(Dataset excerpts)
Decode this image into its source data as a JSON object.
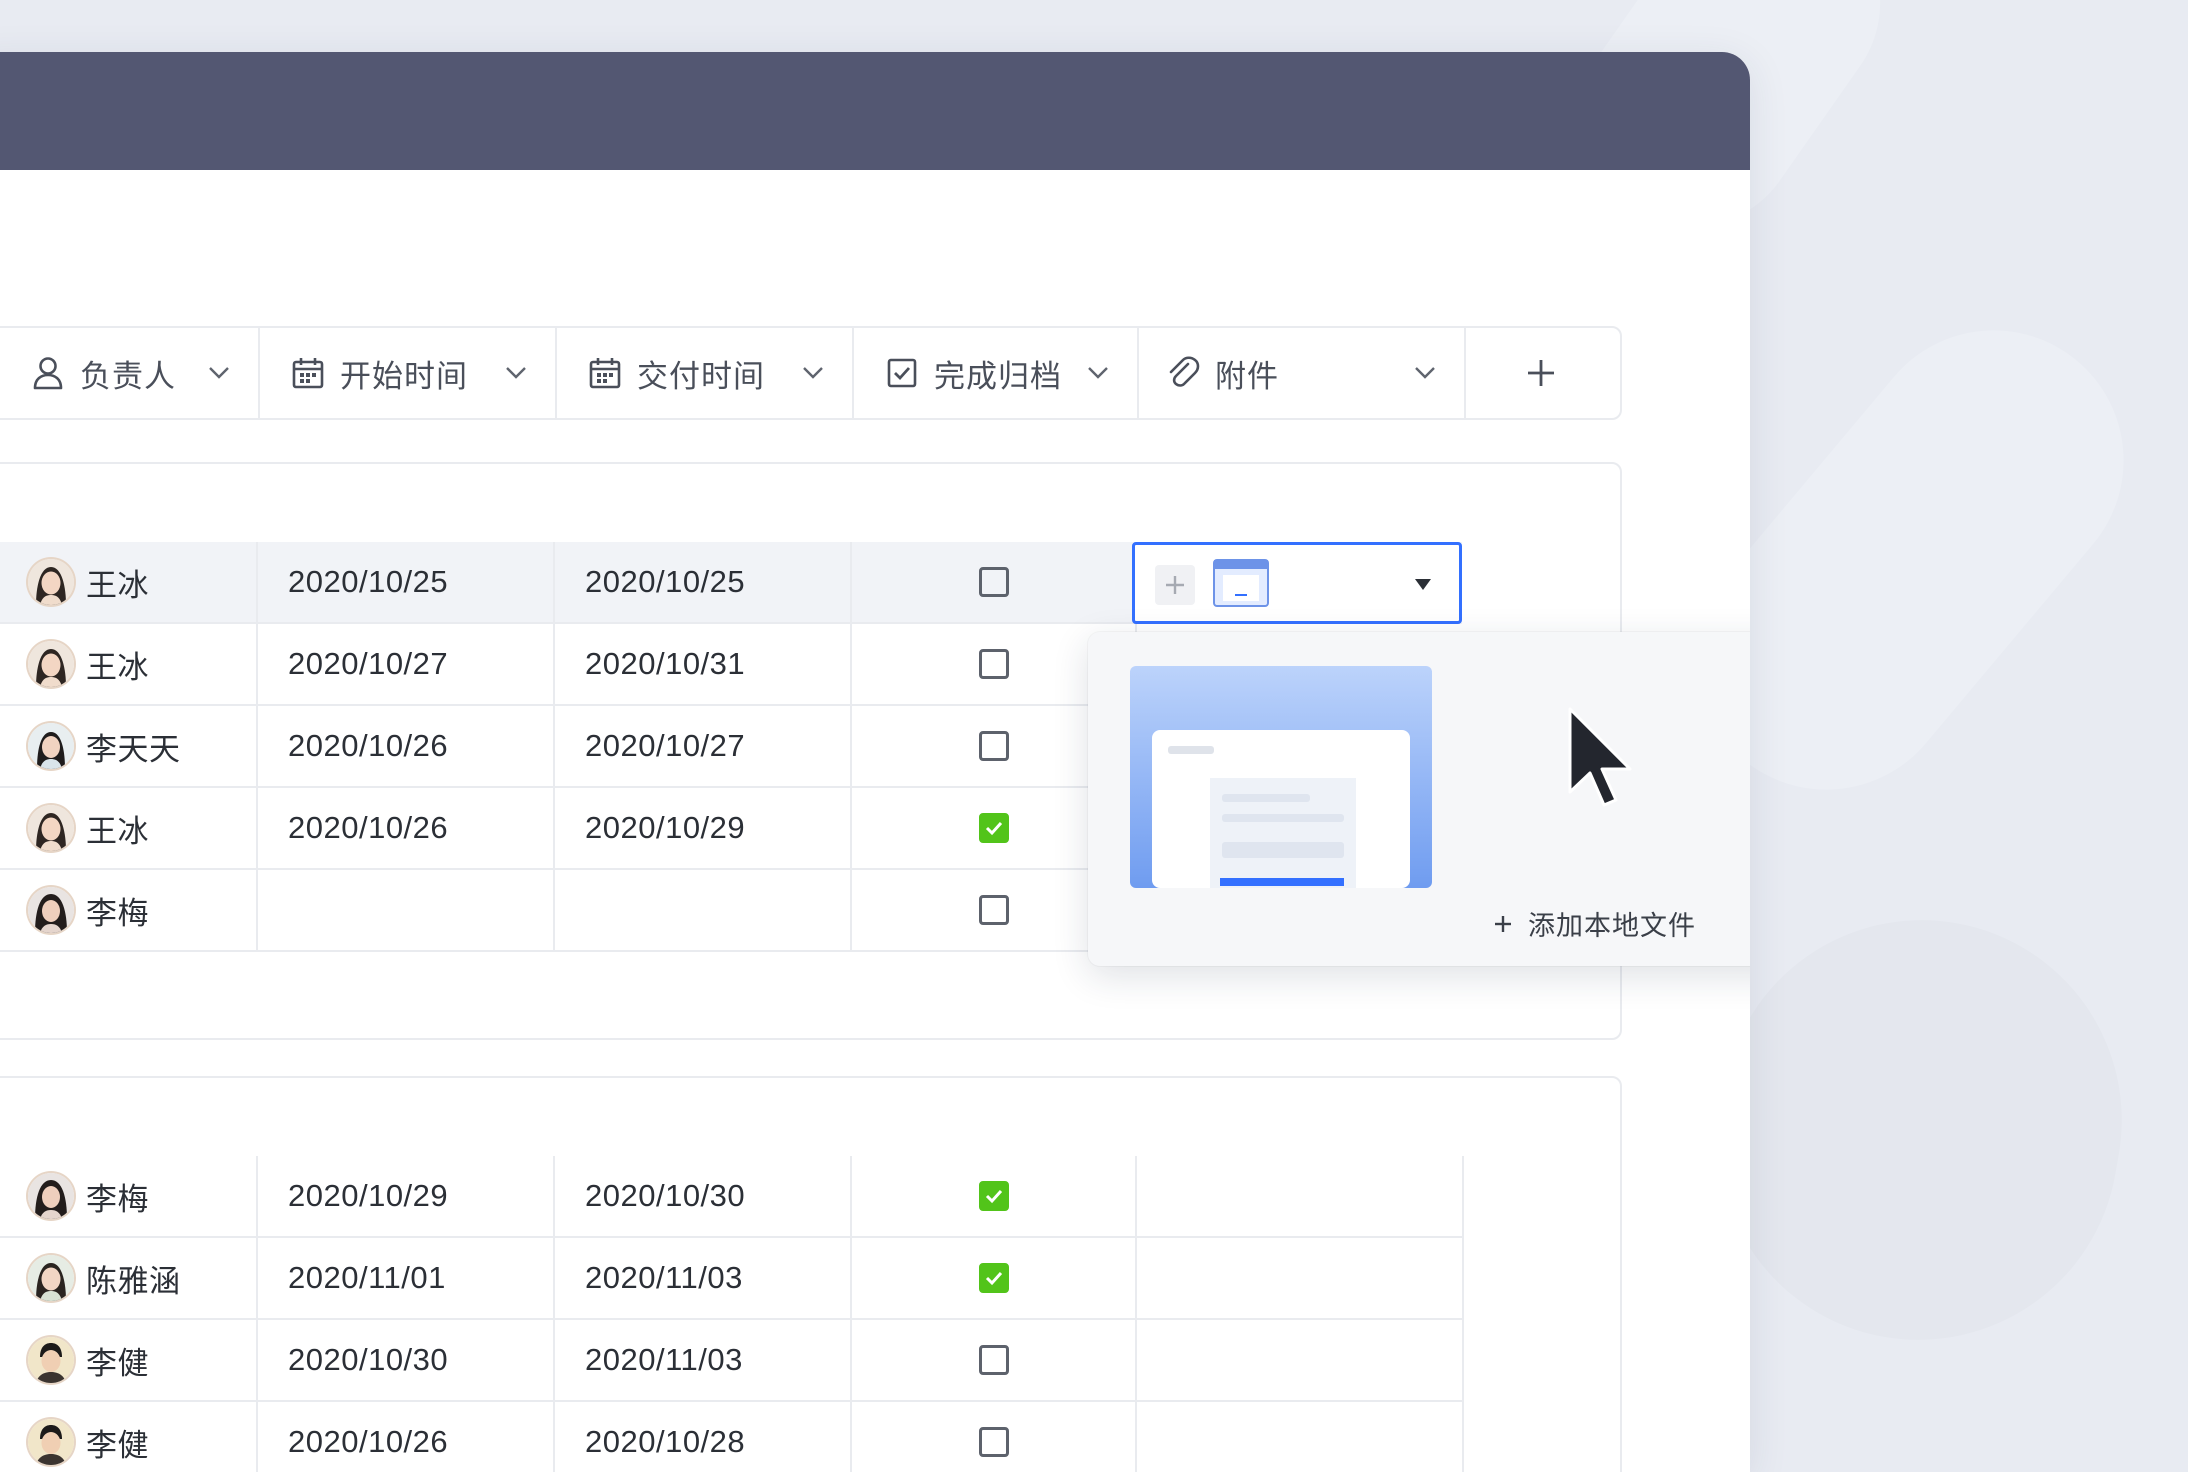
{
  "columns": [
    {
      "label": "负责人",
      "icon": "person-icon"
    },
    {
      "label": "开始时间",
      "icon": "calendar-icon"
    },
    {
      "label": "交付时间",
      "icon": "calendar-icon"
    },
    {
      "label": "完成归档",
      "icon": "checkbox-icon"
    },
    {
      "label": "附件",
      "icon": "paperclip-icon"
    }
  ],
  "add_column_label": "+",
  "group1": {
    "rows": [
      {
        "owner": "王冰",
        "start": "2020/10/25",
        "end": "2020/10/25",
        "done": false
      },
      {
        "owner": "王冰",
        "start": "2020/10/27",
        "end": "2020/10/31",
        "done": false
      },
      {
        "owner": "李天天",
        "start": "2020/10/26",
        "end": "2020/10/27",
        "done": false
      },
      {
        "owner": "王冰",
        "start": "2020/10/26",
        "end": "2020/10/29",
        "done": true
      },
      {
        "owner": "李梅",
        "start": "",
        "end": "",
        "done": false
      }
    ]
  },
  "group2": {
    "rows": [
      {
        "owner": "李梅",
        "start": "2020/10/29",
        "end": "2020/10/30",
        "done": true
      },
      {
        "owner": "陈雅涵",
        "start": "2020/11/01",
        "end": "2020/11/03",
        "done": true
      },
      {
        "owner": "李健",
        "start": "2020/10/30",
        "end": "2020/11/03",
        "done": false
      },
      {
        "owner": "李健",
        "start": "2020/10/26",
        "end": "2020/10/28",
        "done": false
      }
    ]
  },
  "attachment_dropdown": {
    "add_local_label": "添加本地文件",
    "add_symbol": "+"
  },
  "colors": {
    "titlebar": "#535772",
    "accent": "#3370ff",
    "checked": "#52c41a"
  }
}
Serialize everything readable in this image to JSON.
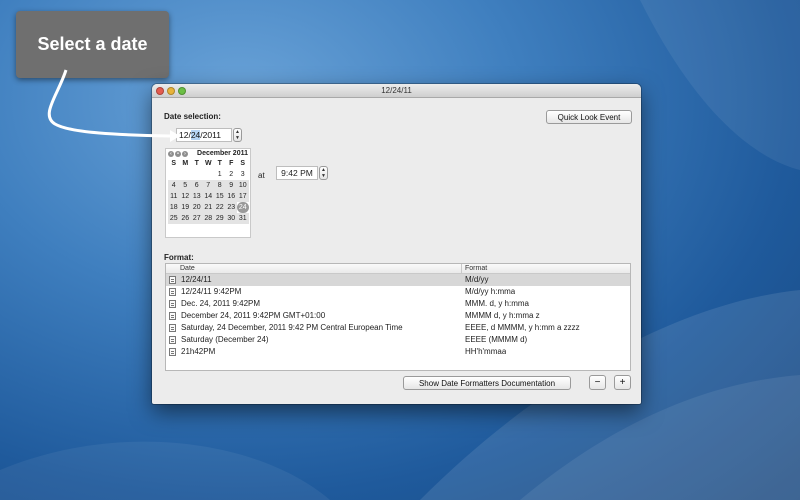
{
  "callout": {
    "text": "Select a date"
  },
  "window": {
    "title": "12/24/11"
  },
  "date_selection": {
    "label": "Date selection:",
    "date_month": "12/",
    "date_day": "24",
    "date_year": "/2011",
    "quick_look_label": "Quick Look Event"
  },
  "calendar": {
    "month_label": "December 2011",
    "weekdays": [
      "S",
      "M",
      "T",
      "W",
      "T",
      "F",
      "S"
    ],
    "days": [
      "",
      "",
      "",
      "",
      "1",
      "2",
      "3",
      "4",
      "5",
      "6",
      "7",
      "8",
      "9",
      "10",
      "11",
      "12",
      "13",
      "14",
      "15",
      "16",
      "17",
      "18",
      "19",
      "20",
      "21",
      "22",
      "23",
      "24",
      "25",
      "26",
      "27",
      "28",
      "29",
      "30",
      "31"
    ],
    "selected_day": "24"
  },
  "time": {
    "at_label": "at",
    "value": "9:42 PM"
  },
  "format": {
    "label": "Format:",
    "columns": [
      "Date",
      "Format"
    ],
    "rows": [
      {
        "date": "12/24/11",
        "format": "M/d/yy"
      },
      {
        "date": "12/24/11 9:42PM",
        "format": "M/d/yy h:mma"
      },
      {
        "date": "Dec. 24, 2011 9:42PM",
        "format": "MMM. d, y h:mma"
      },
      {
        "date": "December 24, 2011 9:42PM GMT+01:00",
        "format": "MMMM d, y h:mma z"
      },
      {
        "date": "Saturday, 24 December, 2011 9:42 PM Central European Time",
        "format": "EEEE, d MMMM, y h:mm a zzzz"
      },
      {
        "date": "Saturday (December 24)",
        "format": "EEEE (MMMM d)"
      },
      {
        "date": "21h42PM",
        "format": "HH'h'mmaa"
      }
    ],
    "selected_row": 0
  },
  "footer": {
    "docs_label": "Show Date Formatters Documentation",
    "minus_label": "−",
    "plus_label": "+"
  },
  "colors": {
    "background": "#3f7fbf",
    "callout": "#6f6f6f",
    "window": "#ececec"
  }
}
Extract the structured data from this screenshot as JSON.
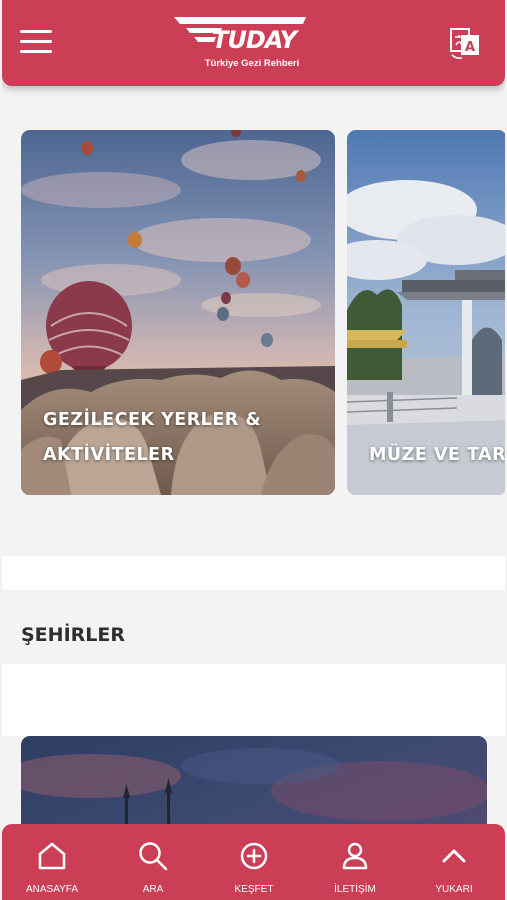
{
  "header": {
    "logo_word": "TUDAY",
    "logo_tagline": "Türkiye Gezi Rehberi",
    "menu_icon": "hamburger-icon",
    "language_icon": "translate-icon",
    "color": "#cc3e55"
  },
  "carousel": {
    "cards": [
      {
        "line1": "GEZİLECEK YERLER &",
        "line2": "AKTİVİTELER",
        "image": "cappadocia-balloons"
      },
      {
        "line1": "MÜZE VE TAR",
        "image": "ottoman-pavilion"
      }
    ]
  },
  "cities": {
    "title": "ŞEHİRLER",
    "first_card_image": "mosque-skyline-dusk"
  },
  "nav": {
    "items": [
      {
        "label": "ANASAYFA",
        "icon": "home-icon"
      },
      {
        "label": "ARA",
        "icon": "search-icon"
      },
      {
        "label": "KEŞFET",
        "icon": "plus-circle-icon"
      },
      {
        "label": "İLETİŞİM",
        "icon": "user-icon"
      },
      {
        "label": "YUKARI",
        "icon": "chevron-up-icon"
      }
    ]
  }
}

WHAT THE EXERCISE ASKS: Print the listing above in full, exactly as written. Omit any pictures.

SOLUTION BELOW:
Decode this image into its source data as a JSON object.
{
  "columns": [
    {
      "label": "负责人",
      "icon": "person-icon"
    },
    {
      "label": "开始时间",
      "icon": "calendar-icon"
    },
    {
      "label": "交付时间",
      "icon": "calendar-icon"
    },
    {
      "label": "完成归档",
      "icon": "checkbox-icon"
    },
    {
      "label": "附件",
      "icon": "paperclip-icon"
    }
  ],
  "add_column_label": "+",
  "group1": {
    "rows": [
      {
        "owner": "王冰",
        "start": "2020/10/25",
        "end": "2020/10/25",
        "done": false
      },
      {
        "owner": "王冰",
        "start": "2020/10/27",
        "end": "2020/10/31",
        "done": false
      },
      {
        "owner": "李天天",
        "start": "2020/10/26",
        "end": "2020/10/27",
        "done": false
      },
      {
        "owner": "王冰",
        "start": "2020/10/26",
        "end": "2020/10/29",
        "done": true
      },
      {
        "owner": "李梅",
        "start": "",
        "end": "",
        "done": false
      }
    ]
  },
  "group2": {
    "rows": [
      {
        "owner": "李梅",
        "start": "2020/10/29",
        "end": "2020/10/30",
        "done": true
      },
      {
        "owner": "陈雅涵",
        "start": "2020/11/01",
        "end": "2020/11/03",
        "done": true
      },
      {
        "owner": "李健",
        "start": "2020/10/30",
        "end": "2020/11/03",
        "done": false
      },
      {
        "owner": "李健",
        "start": "2020/10/26",
        "end": "2020/10/28",
        "done": false
      }
    ]
  },
  "attachment_dropdown": {
    "add_local_label": "添加本地文件",
    "add_symbol": "+"
  },
  "colors": {
    "titlebar": "#535772",
    "accent": "#3370ff",
    "checked": "#52c41a"
  }
}
Serialize everything readable in this image to JSON.
{
  "callout": {
    "text": "Select a date"
  },
  "window": {
    "title": "12/24/11"
  },
  "date_selection": {
    "label": "Date selection:",
    "date_month": "12/",
    "date_day": "24",
    "date_year": "/2011",
    "quick_look_label": "Quick Look Event"
  },
  "calendar": {
    "month_label": "December 2011",
    "weekdays": [
      "S",
      "M",
      "T",
      "W",
      "T",
      "F",
      "S"
    ],
    "days": [
      "",
      "",
      "",
      "",
      "1",
      "2",
      "3",
      "4",
      "5",
      "6",
      "7",
      "8",
      "9",
      "10",
      "11",
      "12",
      "13",
      "14",
      "15",
      "16",
      "17",
      "18",
      "19",
      "20",
      "21",
      "22",
      "23",
      "24",
      "25",
      "26",
      "27",
      "28",
      "29",
      "30",
      "31"
    ],
    "selected_day": "24"
  },
  "time": {
    "at_label": "at",
    "value": "9:42 PM"
  },
  "format": {
    "label": "Format:",
    "columns": [
      "Date",
      "Format"
    ],
    "rows": [
      {
        "date": "12/24/11",
        "format": "M/d/yy"
      },
      {
        "date": "12/24/11 9:42PM",
        "format": "M/d/yy h:mma"
      },
      {
        "date": "Dec. 24, 2011 9:42PM",
        "format": "MMM. d, y h:mma"
      },
      {
        "date": "December 24, 2011 9:42PM GMT+01:00",
        "format": "MMMM d, y h:mma z"
      },
      {
        "date": "Saturday, 24 December, 2011 9:42 PM Central European Time",
        "format": "EEEE, d MMMM, y h:mm a zzzz"
      },
      {
        "date": "Saturday (December 24)",
        "format": "EEEE (MMMM d)"
      },
      {
        "date": "21h42PM",
        "format": "HH'h'mmaa"
      }
    ],
    "selected_row": 0
  },
  "footer": {
    "docs_label": "Show Date Formatters Documentation",
    "minus_label": "−",
    "plus_label": "+"
  },
  "colors": {
    "background": "#3f7fbf",
    "callout": "#6f6f6f",
    "window": "#ececec"
  }
}
Extract the structured data from this screenshot as JSON.
{
  "header": {
    "logo_word": "TUDAY",
    "logo_tagline": "Türkiye Gezi Rehberi",
    "menu_icon": "hamburger-icon",
    "language_icon": "translate-icon",
    "color": "#cc3e55"
  },
  "carousel": {
    "cards": [
      {
        "line1": "GEZİLECEK YERLER &",
        "line2": "AKTİVİTELER",
        "image": "cappadocia-balloons"
      },
      {
        "line1": "MÜZE VE TAR",
        "image": "ottoman-pavilion"
      }
    ]
  },
  "cities": {
    "title": "ŞEHİRLER",
    "first_card_image": "mosque-skyline-dusk"
  },
  "nav": {
    "items": [
      {
        "label": "ANASAYFA",
        "icon": "home-icon"
      },
      {
        "label": "ARA",
        "icon": "search-icon"
      },
      {
        "label": "KEŞFET",
        "icon": "plus-circle-icon"
      },
      {
        "label": "İLETİŞİM",
        "icon": "user-icon"
      },
      {
        "label": "YUKARI",
        "icon": "chevron-up-icon"
      }
    ]
  }
}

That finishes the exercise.